Records from a collection:
§

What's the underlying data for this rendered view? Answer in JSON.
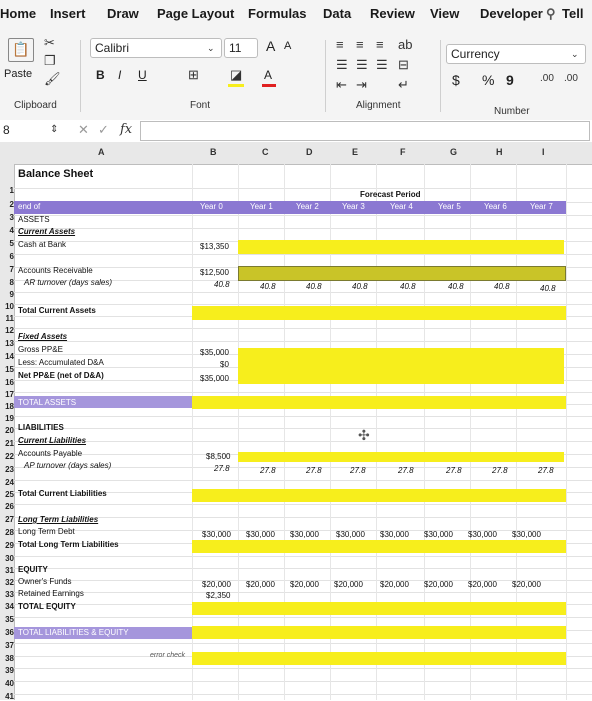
{
  "ribbon_tabs": [
    "Home",
    "Insert",
    "Draw",
    "Page Layout",
    "Formulas",
    "Data",
    "Review",
    "View",
    "Developer"
  ],
  "tell_me": "Tell",
  "clipboard": {
    "paste_label": "Paste",
    "group_label": "Clipboard"
  },
  "font": {
    "family": "Calibri",
    "size": "11",
    "grow": "A",
    "shrink": "A",
    "bold": "B",
    "italic": "I",
    "underline": "U",
    "group_label": "Font"
  },
  "alignment": {
    "group_label": "Alignment"
  },
  "number": {
    "format": "Currency",
    "currency_symbol": "$",
    "percent": "%",
    "comma": "9",
    "group_label": "Number"
  },
  "formula_bar": {
    "name_box": "8",
    "fx": "fx",
    "cancel": "✕",
    "enter": "✓"
  },
  "colors": {
    "highlight": "#f7ee1c",
    "header_purple": "#8b78d2",
    "subheader_purple": "#a596dc"
  },
  "columns": [
    "A",
    "B",
    "C",
    "D",
    "E",
    "F",
    "G",
    "H",
    "I"
  ],
  "rows": [
    "1",
    "2",
    "3",
    "4",
    "5",
    "6",
    "7",
    "8",
    "9",
    "10",
    "11",
    "12",
    "13",
    "14",
    "15",
    "16",
    "17",
    "18",
    "19",
    "20",
    "21",
    "22",
    "23",
    "24",
    "25",
    "26",
    "27",
    "28",
    "29",
    "30",
    "31",
    "32",
    "33",
    "34",
    "35",
    "36",
    "37",
    "38",
    "39",
    "40",
    "41"
  ],
  "sheet": {
    "title": "Balance Sheet",
    "forecast_period": "Forecast Period",
    "header": {
      "col_a": "end of",
      "years": [
        "Year 0",
        "Year 1",
        "Year 2",
        "Year 3",
        "Year 4",
        "Year 5",
        "Year 6",
        "Year 7"
      ]
    },
    "labels": {
      "assets": "ASSETS",
      "current_assets": "Current Assets",
      "cash": "Cash at Bank",
      "ar": "Accounts Receivable",
      "ar_turnover": "AR turnover (days sales)",
      "total_current_assets": "Total Current Assets",
      "fixed_assets": "Fixed Assets",
      "gross_ppe": "Gross PP&E",
      "less_dep": "Less: Accumulated D&A",
      "net_ppe": "Net PP&E (net of D&A)",
      "total_assets": "TOTAL ASSETS",
      "liabilities": "LIABILITIES",
      "current_liabilities": "Current Liabilities",
      "ap": "Accounts Payable",
      "ap_turnover": "AP turnover (days sales)",
      "total_current_liabilities": "Total Current Liabilities",
      "long_term_liabilities": "Long Term Liabilities",
      "lt_debt": "Long Term Debt",
      "total_lt_liabilities": "Total Long Term Liabilities",
      "equity": "EQUITY",
      "owners_funds": "Owner's Funds",
      "retained": "Retained Earnings",
      "total_equity": "TOTAL EQUITY",
      "total_le": "TOTAL LIABILITIES & EQUITY",
      "error_check": "error check"
    },
    "values": {
      "cash_y0": "$13,350",
      "ar_y0": "$12,500",
      "ar_turnover": [
        "40.8",
        "40.8",
        "40.8",
        "40.8",
        "40.8",
        "40.8",
        "40.8",
        "40.8"
      ],
      "gross_ppe_y0": "$35,000",
      "dep_y0": "$0",
      "net_ppe_y0": "$35,000",
      "ap_y0": "$8,500",
      "ap_turnover": [
        "27.8",
        "27.8",
        "27.8",
        "27.8",
        "27.8",
        "27.8",
        "27.8",
        "27.8"
      ],
      "lt_debt": [
        "$30,000",
        "$30,000",
        "$30,000",
        "$30,000",
        "$30,000",
        "$30,000",
        "$30,000",
        "$30,000"
      ],
      "owners_funds": [
        "$20,000",
        "$20,000",
        "$20,000",
        "$20,000",
        "$20,000",
        "$20,000",
        "$20,000",
        "$20,000"
      ],
      "retained_y0": "$2,350"
    }
  }
}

§

Short problem: Set down every record once more, word for word, without pictures.

Task output:
What's the underlying data for this rendered view? Answer in JSON.
{
  "ribbon_tabs": [
    "Home",
    "Insert",
    "Draw",
    "Page Layout",
    "Formulas",
    "Data",
    "Review",
    "View",
    "Developer"
  ],
  "tell_me": "Tell",
  "clipboard": {
    "paste_label": "Paste",
    "group_label": "Clipboard"
  },
  "font": {
    "family": "Calibri",
    "size": "11",
    "grow": "A",
    "shrink": "A",
    "bold": "B",
    "italic": "I",
    "underline": "U",
    "group_label": "Font"
  },
  "alignment": {
    "group_label": "Alignment"
  },
  "number": {
    "format": "Currency",
    "currency_symbol": "$",
    "percent": "%",
    "comma": "9",
    "group_label": "Number"
  },
  "formula_bar": {
    "name_box": "8",
    "fx": "fx",
    "cancel": "✕",
    "enter": "✓"
  },
  "colors": {
    "highlight": "#f7ee1c",
    "header_purple": "#8b78d2",
    "subheader_purple": "#a596dc"
  },
  "columns": [
    "A",
    "B",
    "C",
    "D",
    "E",
    "F",
    "G",
    "H",
    "I"
  ],
  "rows": [
    "1",
    "2",
    "3",
    "4",
    "5",
    "6",
    "7",
    "8",
    "9",
    "10",
    "11",
    "12",
    "13",
    "14",
    "15",
    "16",
    "17",
    "18",
    "19",
    "20",
    "21",
    "22",
    "23",
    "24",
    "25",
    "26",
    "27",
    "28",
    "29",
    "30",
    "31",
    "32",
    "33",
    "34",
    "35",
    "36",
    "37",
    "38",
    "39",
    "40",
    "41"
  ],
  "sheet": {
    "title": "Balance Sheet",
    "forecast_period": "Forecast Period",
    "header": {
      "col_a": "end of",
      "years": [
        "Year 0",
        "Year 1",
        "Year 2",
        "Year 3",
        "Year 4",
        "Year 5",
        "Year 6",
        "Year 7"
      ]
    },
    "labels": {
      "assets": "ASSETS",
      "current_assets": "Current Assets",
      "cash": "Cash at Bank",
      "ar": "Accounts Receivable",
      "ar_turnover": "AR turnover (days sales)",
      "total_current_assets": "Total Current Assets",
      "fixed_assets": "Fixed Assets",
      "gross_ppe": "Gross PP&E",
      "less_dep": "Less: Accumulated D&A",
      "net_ppe": "Net PP&E (net of D&A)",
      "total_assets": "TOTAL ASSETS",
      "liabilities": "LIABILITIES",
      "current_liabilities": "Current Liabilities",
      "ap": "Accounts Payable",
      "ap_turnover": "AP turnover (days sales)",
      "total_current_liabilities": "Total Current Liabilities",
      "long_term_liabilities": "Long Term Liabilities",
      "lt_debt": "Long Term Debt",
      "total_lt_liabilities": "Total Long Term Liabilities",
      "equity": "EQUITY",
      "owners_funds": "Owner's Funds",
      "retained": "Retained Earnings",
      "total_equity": "TOTAL EQUITY",
      "total_le": "TOTAL LIABILITIES & EQUITY",
      "error_check": "error check"
    },
    "values": {
      "cash_y0": "$13,350",
      "ar_y0": "$12,500",
      "ar_turnover": [
        "40.8",
        "40.8",
        "40.8",
        "40.8",
        "40.8",
        "40.8",
        "40.8",
        "40.8"
      ],
      "gross_ppe_y0": "$35,000",
      "dep_y0": "$0",
      "net_ppe_y0": "$35,000",
      "ap_y0": "$8,500",
      "ap_turnover": [
        "27.8",
        "27.8",
        "27.8",
        "27.8",
        "27.8",
        "27.8",
        "27.8",
        "27.8"
      ],
      "lt_debt": [
        "$30,000",
        "$30,000",
        "$30,000",
        "$30,000",
        "$30,000",
        "$30,000",
        "$30,000",
        "$30,000"
      ],
      "owners_funds": [
        "$20,000",
        "$20,000",
        "$20,000",
        "$20,000",
        "$20,000",
        "$20,000",
        "$20,000",
        "$20,000"
      ],
      "retained_y0": "$2,350"
    }
  }
}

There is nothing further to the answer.